▶ DIRECTIONS
Return each line that holds the word "this".

▶ INFORMATION SUPPLIED
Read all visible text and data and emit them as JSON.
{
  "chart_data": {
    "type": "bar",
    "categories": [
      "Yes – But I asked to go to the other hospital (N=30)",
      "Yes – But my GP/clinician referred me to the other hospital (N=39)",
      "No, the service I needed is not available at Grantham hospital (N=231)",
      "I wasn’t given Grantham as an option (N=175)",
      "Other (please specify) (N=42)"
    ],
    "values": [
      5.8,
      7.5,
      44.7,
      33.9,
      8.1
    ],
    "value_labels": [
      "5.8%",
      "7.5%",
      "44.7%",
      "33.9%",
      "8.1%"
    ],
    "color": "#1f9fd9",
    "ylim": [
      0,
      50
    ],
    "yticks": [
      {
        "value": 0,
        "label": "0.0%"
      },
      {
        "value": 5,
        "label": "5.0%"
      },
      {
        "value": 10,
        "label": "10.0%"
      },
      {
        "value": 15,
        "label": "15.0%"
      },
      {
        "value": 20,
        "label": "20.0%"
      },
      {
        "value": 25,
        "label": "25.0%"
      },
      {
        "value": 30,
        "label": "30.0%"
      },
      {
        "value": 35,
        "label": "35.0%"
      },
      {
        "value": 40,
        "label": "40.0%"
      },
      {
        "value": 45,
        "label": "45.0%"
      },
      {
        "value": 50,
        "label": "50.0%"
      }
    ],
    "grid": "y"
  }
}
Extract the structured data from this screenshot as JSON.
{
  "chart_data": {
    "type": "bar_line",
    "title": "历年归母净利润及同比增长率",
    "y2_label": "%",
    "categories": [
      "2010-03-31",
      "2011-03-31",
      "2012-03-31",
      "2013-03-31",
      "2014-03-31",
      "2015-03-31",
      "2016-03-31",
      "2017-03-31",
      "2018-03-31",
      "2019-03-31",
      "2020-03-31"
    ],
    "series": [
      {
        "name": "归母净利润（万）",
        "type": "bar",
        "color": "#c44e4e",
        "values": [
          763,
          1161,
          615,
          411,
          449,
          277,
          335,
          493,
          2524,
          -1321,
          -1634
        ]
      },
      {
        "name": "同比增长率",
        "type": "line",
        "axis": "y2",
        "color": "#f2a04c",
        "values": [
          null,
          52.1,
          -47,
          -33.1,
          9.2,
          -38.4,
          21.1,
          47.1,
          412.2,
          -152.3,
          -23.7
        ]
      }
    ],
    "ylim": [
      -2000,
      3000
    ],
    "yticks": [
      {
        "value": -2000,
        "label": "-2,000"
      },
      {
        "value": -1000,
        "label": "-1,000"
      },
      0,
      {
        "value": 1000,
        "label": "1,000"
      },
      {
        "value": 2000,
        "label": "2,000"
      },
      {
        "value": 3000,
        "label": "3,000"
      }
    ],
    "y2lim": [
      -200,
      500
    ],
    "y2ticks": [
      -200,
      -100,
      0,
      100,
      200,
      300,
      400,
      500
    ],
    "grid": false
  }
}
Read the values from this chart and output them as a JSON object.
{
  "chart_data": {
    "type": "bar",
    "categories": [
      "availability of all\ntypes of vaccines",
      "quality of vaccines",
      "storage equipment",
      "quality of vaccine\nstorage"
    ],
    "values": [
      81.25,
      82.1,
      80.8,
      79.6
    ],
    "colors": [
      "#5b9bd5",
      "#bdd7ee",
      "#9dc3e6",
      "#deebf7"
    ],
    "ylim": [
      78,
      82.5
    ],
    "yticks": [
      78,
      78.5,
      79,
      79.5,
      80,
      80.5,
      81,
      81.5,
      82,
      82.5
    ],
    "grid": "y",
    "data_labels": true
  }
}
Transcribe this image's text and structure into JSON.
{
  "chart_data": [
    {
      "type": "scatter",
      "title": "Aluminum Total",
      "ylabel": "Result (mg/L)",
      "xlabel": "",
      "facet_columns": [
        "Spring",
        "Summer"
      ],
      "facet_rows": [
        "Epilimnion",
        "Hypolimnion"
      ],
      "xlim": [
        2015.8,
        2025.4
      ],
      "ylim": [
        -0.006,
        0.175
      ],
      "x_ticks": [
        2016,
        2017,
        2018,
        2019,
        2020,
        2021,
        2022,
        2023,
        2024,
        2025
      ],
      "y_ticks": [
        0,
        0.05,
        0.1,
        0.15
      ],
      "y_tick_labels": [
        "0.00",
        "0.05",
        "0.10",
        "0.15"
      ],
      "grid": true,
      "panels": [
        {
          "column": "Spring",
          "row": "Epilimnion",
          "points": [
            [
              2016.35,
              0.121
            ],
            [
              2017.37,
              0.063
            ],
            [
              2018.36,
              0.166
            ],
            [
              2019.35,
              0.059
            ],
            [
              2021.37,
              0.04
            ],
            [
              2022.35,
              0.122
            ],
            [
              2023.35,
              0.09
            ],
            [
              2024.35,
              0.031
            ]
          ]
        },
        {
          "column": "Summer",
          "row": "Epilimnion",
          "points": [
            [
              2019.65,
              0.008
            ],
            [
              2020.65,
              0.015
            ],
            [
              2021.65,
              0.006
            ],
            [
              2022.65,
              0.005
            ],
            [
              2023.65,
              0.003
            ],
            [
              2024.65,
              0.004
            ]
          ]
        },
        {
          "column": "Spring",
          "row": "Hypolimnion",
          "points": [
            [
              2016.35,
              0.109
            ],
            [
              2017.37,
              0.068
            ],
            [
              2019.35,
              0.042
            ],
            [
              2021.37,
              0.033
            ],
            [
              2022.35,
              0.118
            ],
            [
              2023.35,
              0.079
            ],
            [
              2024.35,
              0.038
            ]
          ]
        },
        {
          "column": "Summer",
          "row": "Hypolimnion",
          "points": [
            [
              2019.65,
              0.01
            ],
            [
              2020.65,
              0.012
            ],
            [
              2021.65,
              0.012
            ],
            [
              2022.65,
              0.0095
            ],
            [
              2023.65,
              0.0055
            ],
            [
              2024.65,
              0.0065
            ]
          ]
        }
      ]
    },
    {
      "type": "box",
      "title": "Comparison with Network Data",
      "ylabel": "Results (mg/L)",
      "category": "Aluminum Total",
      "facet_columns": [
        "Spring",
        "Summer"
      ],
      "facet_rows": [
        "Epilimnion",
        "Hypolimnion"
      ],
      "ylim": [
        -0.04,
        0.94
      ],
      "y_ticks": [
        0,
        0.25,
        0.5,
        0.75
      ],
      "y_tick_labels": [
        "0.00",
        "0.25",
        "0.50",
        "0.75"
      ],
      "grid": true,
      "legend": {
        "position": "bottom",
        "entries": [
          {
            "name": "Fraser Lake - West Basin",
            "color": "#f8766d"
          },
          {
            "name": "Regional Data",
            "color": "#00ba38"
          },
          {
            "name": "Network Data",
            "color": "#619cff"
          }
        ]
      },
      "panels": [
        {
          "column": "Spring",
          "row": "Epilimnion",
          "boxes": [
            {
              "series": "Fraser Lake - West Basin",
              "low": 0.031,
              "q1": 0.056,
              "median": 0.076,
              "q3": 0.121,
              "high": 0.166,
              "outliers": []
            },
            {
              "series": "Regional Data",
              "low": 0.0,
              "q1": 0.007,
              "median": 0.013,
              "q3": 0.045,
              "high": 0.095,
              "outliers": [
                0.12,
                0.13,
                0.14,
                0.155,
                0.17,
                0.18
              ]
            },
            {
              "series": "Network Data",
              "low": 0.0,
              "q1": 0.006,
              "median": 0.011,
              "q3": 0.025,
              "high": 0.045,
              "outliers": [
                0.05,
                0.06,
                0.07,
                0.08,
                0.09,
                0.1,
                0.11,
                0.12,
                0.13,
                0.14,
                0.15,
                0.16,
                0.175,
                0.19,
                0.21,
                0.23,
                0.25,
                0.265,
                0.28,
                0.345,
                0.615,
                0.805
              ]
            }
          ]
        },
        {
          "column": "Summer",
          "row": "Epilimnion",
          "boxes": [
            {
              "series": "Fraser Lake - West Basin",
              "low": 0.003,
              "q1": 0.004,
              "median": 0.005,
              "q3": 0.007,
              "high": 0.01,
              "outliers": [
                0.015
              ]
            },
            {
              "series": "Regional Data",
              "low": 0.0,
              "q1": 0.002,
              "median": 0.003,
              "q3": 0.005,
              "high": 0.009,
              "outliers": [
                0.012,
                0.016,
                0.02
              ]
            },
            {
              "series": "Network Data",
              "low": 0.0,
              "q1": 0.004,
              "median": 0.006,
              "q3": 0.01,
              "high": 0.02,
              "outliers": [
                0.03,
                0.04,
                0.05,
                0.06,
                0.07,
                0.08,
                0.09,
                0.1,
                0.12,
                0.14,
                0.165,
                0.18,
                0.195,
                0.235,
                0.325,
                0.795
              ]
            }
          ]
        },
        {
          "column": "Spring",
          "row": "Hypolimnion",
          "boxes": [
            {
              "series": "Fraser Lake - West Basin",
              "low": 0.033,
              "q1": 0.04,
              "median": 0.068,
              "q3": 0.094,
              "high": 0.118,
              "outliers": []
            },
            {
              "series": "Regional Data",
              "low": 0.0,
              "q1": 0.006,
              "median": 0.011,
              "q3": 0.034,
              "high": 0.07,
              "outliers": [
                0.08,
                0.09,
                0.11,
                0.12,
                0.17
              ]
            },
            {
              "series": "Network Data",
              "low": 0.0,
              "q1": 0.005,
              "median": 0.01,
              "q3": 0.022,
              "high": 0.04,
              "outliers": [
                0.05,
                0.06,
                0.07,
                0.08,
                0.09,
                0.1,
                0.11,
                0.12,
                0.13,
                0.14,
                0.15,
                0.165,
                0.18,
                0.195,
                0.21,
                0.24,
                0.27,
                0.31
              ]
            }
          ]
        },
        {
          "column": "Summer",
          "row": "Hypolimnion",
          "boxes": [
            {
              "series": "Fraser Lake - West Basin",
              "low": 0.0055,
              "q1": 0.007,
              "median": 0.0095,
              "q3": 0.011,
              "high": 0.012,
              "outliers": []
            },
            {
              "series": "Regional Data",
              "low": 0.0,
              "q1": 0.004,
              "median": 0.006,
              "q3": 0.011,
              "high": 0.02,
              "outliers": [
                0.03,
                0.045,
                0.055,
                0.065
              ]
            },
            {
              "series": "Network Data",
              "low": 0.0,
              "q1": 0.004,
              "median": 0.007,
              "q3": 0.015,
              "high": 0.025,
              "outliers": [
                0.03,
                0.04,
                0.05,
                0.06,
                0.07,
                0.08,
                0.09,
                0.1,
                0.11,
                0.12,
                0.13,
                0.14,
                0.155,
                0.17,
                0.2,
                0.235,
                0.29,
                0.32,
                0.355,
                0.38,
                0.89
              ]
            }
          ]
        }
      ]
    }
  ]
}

▶ IN RESPONSE
Extract the structured data from this screenshot as JSON.
Read the values from this chart and output them as a JSON object.
Transcribe this image's text and structure into JSON.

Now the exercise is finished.